__Provided records__:
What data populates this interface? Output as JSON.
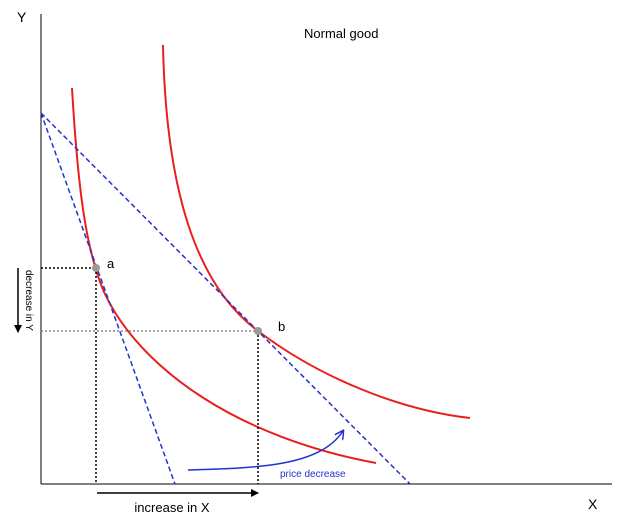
{
  "axes": {
    "y_label": "Y",
    "x_label": "X"
  },
  "title": "Normal good",
  "points": {
    "a": "a",
    "b": "b"
  },
  "annotations": {
    "decrease_y": "decrease in Y",
    "increase_x": "increase in X",
    "price_decrease": "price decrease"
  }
}
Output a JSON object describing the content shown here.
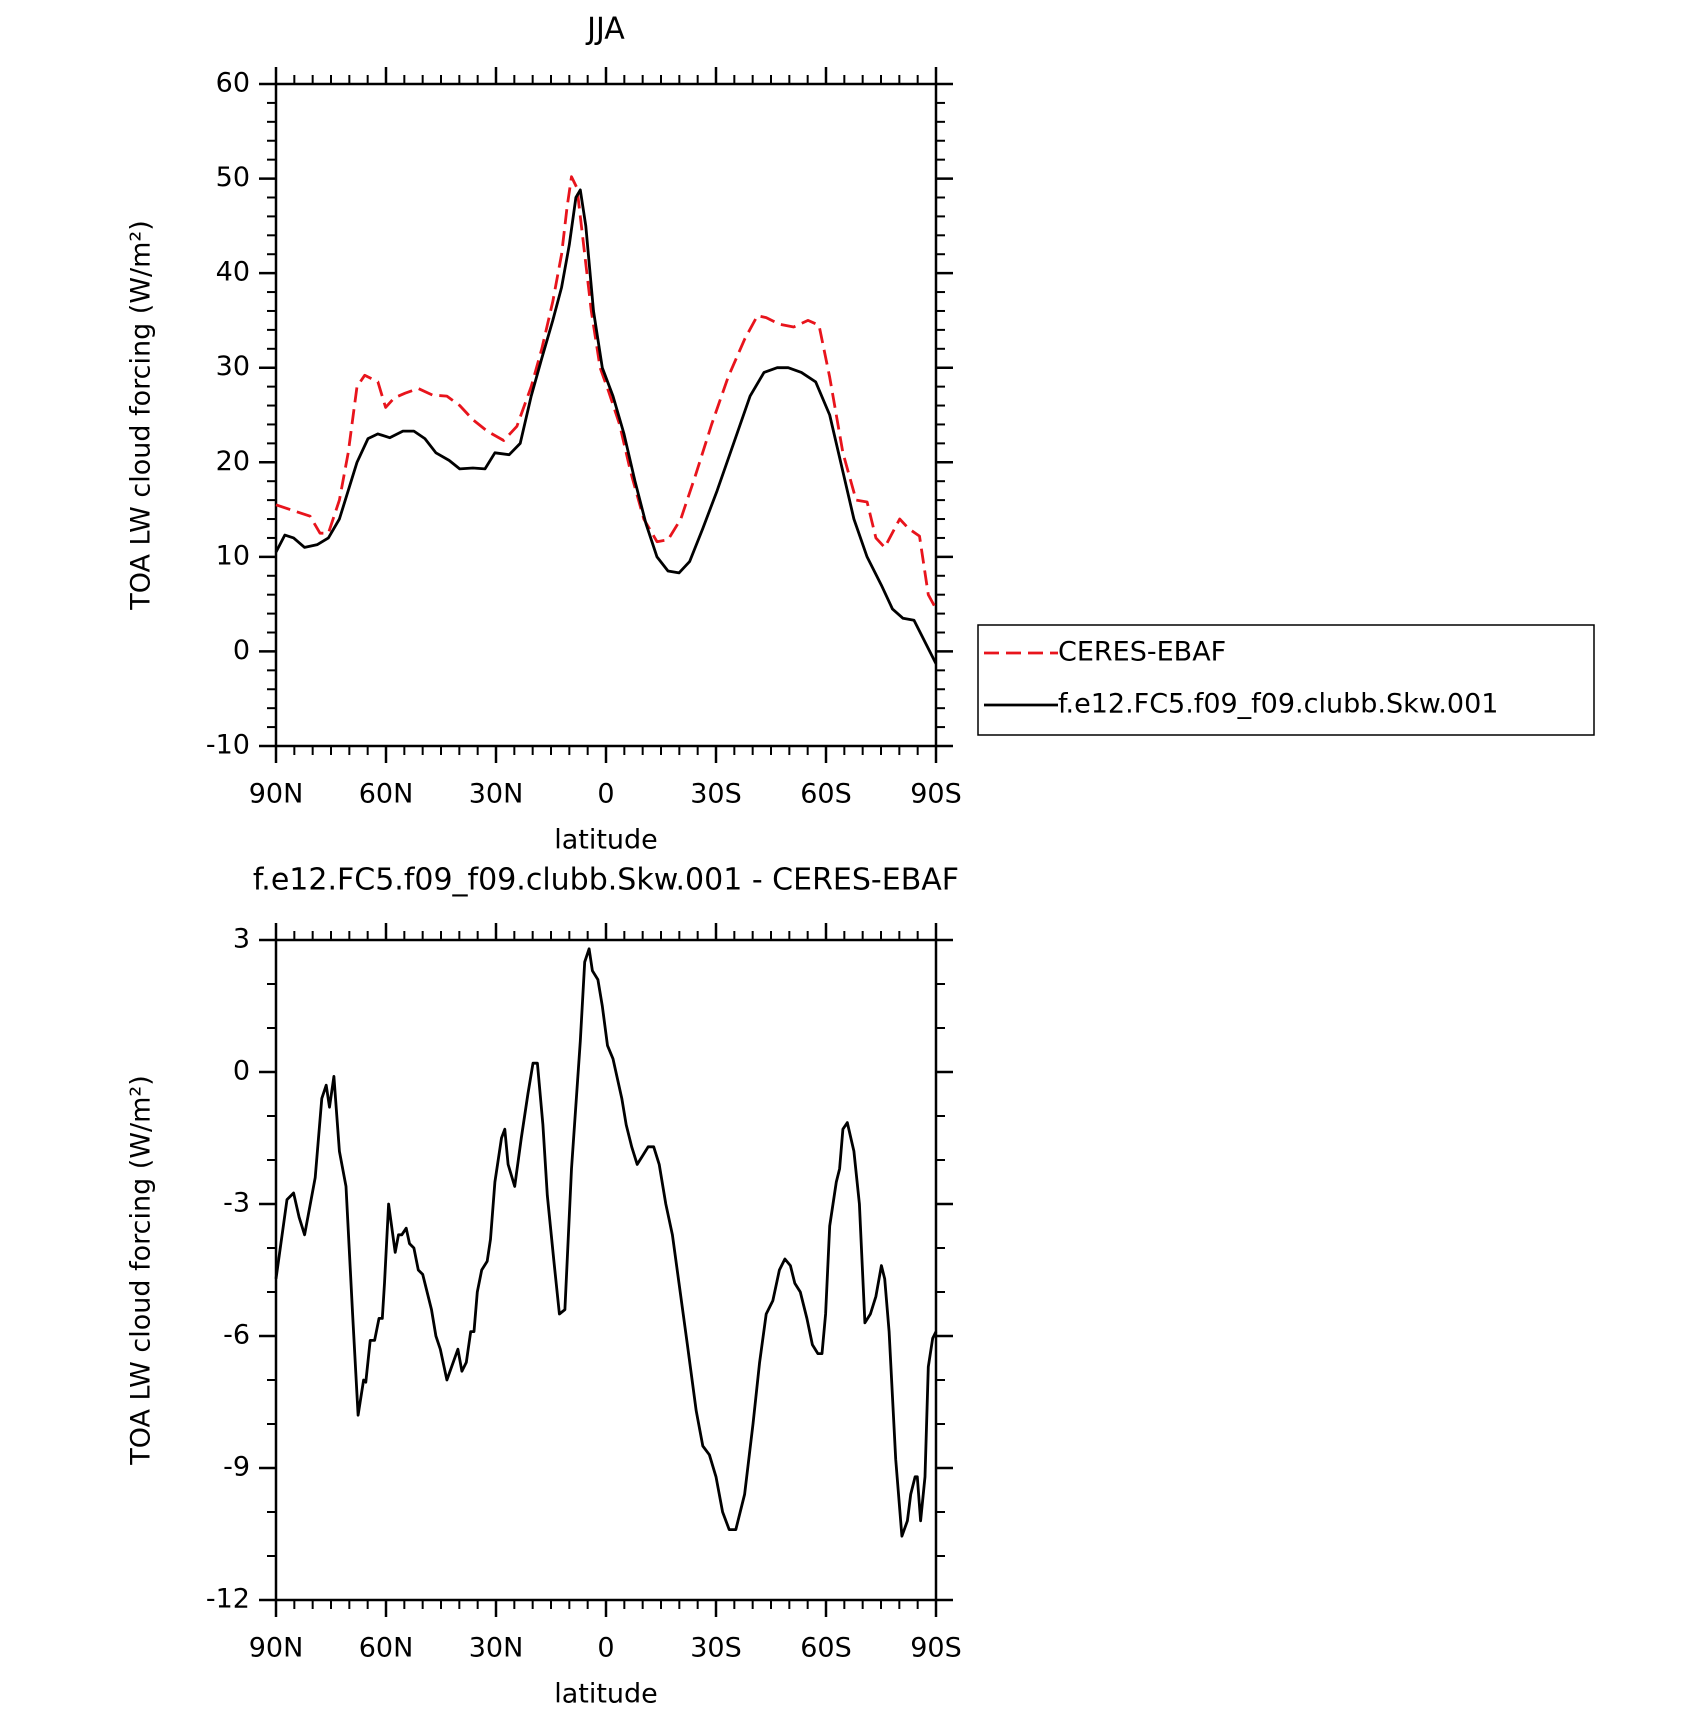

__What to work on__:
Go back to the records above and write them out exactly, without the pictures.

__Finished exercise__:
What data populates this interface? Output as JSON.
{
  "axes": {
    "y_label": "Y",
    "x_label": "X"
  },
  "title": "Normal good",
  "points": {
    "a": "a",
    "b": "b"
  },
  "annotations": {
    "decrease_y": "decrease in Y",
    "increase_x": "increase in X",
    "price_decrease": "price decrease"
  }
}
Output a JSON object describing the content shown here.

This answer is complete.